## Written request
Give the data below again, word for word.

## Data for this task
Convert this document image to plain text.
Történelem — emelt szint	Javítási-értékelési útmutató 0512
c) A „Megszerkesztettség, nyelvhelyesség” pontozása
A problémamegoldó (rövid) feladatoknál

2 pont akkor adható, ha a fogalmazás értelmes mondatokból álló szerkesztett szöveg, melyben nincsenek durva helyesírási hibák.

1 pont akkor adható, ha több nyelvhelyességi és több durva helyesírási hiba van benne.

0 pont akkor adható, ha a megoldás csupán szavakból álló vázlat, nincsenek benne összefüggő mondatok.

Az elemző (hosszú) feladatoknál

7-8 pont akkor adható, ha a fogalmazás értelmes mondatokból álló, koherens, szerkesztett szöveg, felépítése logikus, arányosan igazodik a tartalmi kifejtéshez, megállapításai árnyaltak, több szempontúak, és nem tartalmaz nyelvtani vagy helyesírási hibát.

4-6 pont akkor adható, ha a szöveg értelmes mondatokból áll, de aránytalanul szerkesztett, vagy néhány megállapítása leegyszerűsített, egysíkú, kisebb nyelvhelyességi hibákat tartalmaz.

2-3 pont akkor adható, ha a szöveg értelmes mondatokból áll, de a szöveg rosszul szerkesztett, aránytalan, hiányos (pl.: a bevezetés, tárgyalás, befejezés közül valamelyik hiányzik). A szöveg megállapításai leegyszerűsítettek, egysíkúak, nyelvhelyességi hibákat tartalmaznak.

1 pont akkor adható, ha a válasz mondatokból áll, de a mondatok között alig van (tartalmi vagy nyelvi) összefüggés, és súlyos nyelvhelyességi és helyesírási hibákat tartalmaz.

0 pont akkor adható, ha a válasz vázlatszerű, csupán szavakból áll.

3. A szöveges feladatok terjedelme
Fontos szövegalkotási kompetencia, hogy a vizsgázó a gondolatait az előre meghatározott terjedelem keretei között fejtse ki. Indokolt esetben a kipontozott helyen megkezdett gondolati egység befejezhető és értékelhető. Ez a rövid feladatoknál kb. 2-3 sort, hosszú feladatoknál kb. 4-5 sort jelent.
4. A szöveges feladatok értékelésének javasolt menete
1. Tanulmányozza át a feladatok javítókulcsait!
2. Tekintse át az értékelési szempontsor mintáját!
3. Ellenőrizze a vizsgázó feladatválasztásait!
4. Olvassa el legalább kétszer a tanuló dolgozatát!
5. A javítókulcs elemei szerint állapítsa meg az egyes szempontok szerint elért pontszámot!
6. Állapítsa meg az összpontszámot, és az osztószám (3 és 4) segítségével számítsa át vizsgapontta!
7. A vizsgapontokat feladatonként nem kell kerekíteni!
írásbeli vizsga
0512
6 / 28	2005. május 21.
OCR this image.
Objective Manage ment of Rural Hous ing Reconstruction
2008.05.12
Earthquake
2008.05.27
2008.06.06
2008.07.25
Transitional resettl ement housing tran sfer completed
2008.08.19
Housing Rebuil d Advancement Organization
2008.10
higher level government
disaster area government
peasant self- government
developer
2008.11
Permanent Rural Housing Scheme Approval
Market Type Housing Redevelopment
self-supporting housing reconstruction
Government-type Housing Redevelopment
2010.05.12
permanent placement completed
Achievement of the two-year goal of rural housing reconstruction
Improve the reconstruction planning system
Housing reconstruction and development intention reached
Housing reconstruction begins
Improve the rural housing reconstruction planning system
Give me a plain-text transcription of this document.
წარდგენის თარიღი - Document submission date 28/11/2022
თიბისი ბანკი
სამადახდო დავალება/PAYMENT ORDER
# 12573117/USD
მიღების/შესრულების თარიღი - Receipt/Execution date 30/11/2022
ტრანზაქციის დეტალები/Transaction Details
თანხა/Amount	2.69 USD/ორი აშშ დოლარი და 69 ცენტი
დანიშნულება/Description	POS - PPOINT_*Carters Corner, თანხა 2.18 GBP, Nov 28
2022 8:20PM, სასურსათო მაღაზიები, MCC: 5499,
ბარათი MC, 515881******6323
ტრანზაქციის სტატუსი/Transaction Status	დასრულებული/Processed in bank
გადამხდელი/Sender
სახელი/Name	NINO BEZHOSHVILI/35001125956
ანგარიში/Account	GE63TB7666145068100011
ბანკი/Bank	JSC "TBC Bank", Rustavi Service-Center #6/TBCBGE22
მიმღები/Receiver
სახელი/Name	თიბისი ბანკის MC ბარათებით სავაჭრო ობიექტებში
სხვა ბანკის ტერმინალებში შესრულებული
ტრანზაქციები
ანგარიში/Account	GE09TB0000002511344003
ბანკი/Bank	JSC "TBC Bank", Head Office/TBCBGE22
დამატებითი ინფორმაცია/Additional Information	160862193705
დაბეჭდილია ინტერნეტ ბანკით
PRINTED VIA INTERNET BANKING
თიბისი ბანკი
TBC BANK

## Reply
Convert this document image to plain text.
Történelem — emelt szint	Javítási-értékelési útmutató 0512
c) A „Megszerkesztettség, nyelvhelyesség” pontozása
A problémamegoldó (rövid) feladatoknál

2 pont akkor adható, ha a fogalmazás értelmes mondatokból álló szerkesztett szöveg, melyben nincsenek durva helyesírási hibák.

1 pont akkor adható, ha több nyelvhelyességi és több durva helyesírási hiba van benne.

0 pont akkor adható, ha a megoldás csupán szavakból álló vázlat, nincsenek benne összefüggő mondatok.

Az elemző (hosszú) feladatoknál

7-8 pont akkor adható, ha a fogalmazás értelmes mondatokból álló, koherens, szerkesztett szöveg, felépítése logikus, arányosan igazodik a tartalmi kifejtéshez, megállapításai árnyaltak, több szempontúak, és nem tartalmaz nyelvtani vagy helyesírási hibát.

4-6 pont akkor adható, ha a szöveg értelmes mondatokból áll, de aránytalanul szerkesztett, vagy néhány megállapítása leegyszerűsített, egysíkú, kisebb nyelvhelyességi hibákat tartalmaz.

2-3 pont akkor adható, ha a szöveg értelmes mondatokból áll, de a szöveg rosszul szerkesztett, aránytalan, hiányos (pl.: a bevezetés, tárgyalás, befejezés közül valamelyik hiányzik). A szöveg megállapításai leegyszerűsítettek, egysíkúak, nyelvhelyességi hibákat tartalmaznak.

1 pont akkor adható, ha a válasz mondatokból áll, de a mondatok között alig van (tartalmi vagy nyelvi) összefüggés, és súlyos nyelvhelyességi és helyesírási hibákat tartalmaz.

0 pont akkor adható, ha a válasz vázlatszerű, csupán szavakból áll.

3. A szöveges feladatok terjedelme
Fontos szövegalkotási kompetencia, hogy a vizsgázó a gondolatait az előre meghatározott terjedelem keretei között fejtse ki. Indokolt esetben a kipontozott helyen megkezdett gondolati egység befejezhető és értékelhető. Ez a rövid feladatoknál kb. 2-3 sort, hosszú feladatoknál kb. 4-5 sort jelent.
4. A szöveges feladatok értékelésének javasolt menete
1. Tanulmányozza át a feladatok javítókulcsait!
2. Tekintse át az értékelési szempontsor mintáját!
3. Ellenőrizze a vizsgázó feladatválasztásait!
4. Olvassa el legalább kétszer a tanuló dolgozatát!
5. A javítókulcs elemei szerint állapítsa meg az egyes szempontok szerint elért pontszámot!
6. Állapítsa meg az összpontszámot, és az osztószám (3 és 4) segítségével számítsa át vizsgapontta!
7. A vizsgapontokat feladatonként nem kell kerekíteni!
írásbeli vizsga
0512
6 / 28	2005. május 21.
OCR this image.
Objective Manage ment of Rural Hous ing Reconstruction
2008.05.12
Earthquake
2008.05.27
2008.06.06
2008.07.25
Transitional resettl ement housing tran sfer completed
2008.08.19
Housing Rebuil d Advancement Organization
2008.10
higher level government
disaster area government
peasant self- government
developer
2008.11
Permanent Rural Housing Scheme Approval
Market Type Housing Redevelopment
self-supporting housing reconstruction
Government-type Housing Redevelopment
2010.05.12
permanent placement completed
Achievement of the two-year goal of rural housing reconstruction
Improve the reconstruction planning system
Housing reconstruction and development intention reached
Housing reconstruction begins
Improve the rural housing reconstruction planning system
Give me a plain-text transcription of this document.
წარდგენის თარიღი - Document submission date 28/11/2022
თიბისი ბანკი
სამადახდო დავალება/PAYMENT ORDER
# 12573117/USD
მიღების/შესრულების თარიღი - Receipt/Execution date 30/11/2022
ტრანზაქციის დეტალები/Transaction Details
თანხა/Amount	2.69 USD/ორი აშშ დოლარი და 69 ცენტი
დანიშნულება/Description	POS - PPOINT_*Carters Corner, თანხა 2.18 GBP, Nov 28
2022 8:20PM, სასურსათო მაღაზიები, MCC: 5499,
ბარათი MC, 515881******6323
ტრანზაქციის სტატუსი/Transaction Status	დასრულებული/Processed in bank
გადამხდელი/Sender
სახელი/Name	NINO BEZHOSHVILI/35001125956
ანგარიში/Account	GE63TB7666145068100011
ბანკი/Bank	JSC "TBC Bank", Rustavi Service-Center #6/TBCBGE22
მიმღები/Receiver
სახელი/Name	თიბისი ბანკის MC ბარათებით სავაჭრო ობიექტებში
სხვა ბანკის ტერმინალებში შესრულებული
ტრანზაქციები
ანგარიში/Account	GE09TB0000002511344003
ბანკი/Bank	JSC "TBC Bank", Head Office/TBCBGE22
დამატებითი ინფორმაცია/Additional Information	160862193705
დაბეჭდილია ინტერნეტ ბანკით
PRINTED VIA INTERNET BANKING
თიბისი ბანკი
TBC BANK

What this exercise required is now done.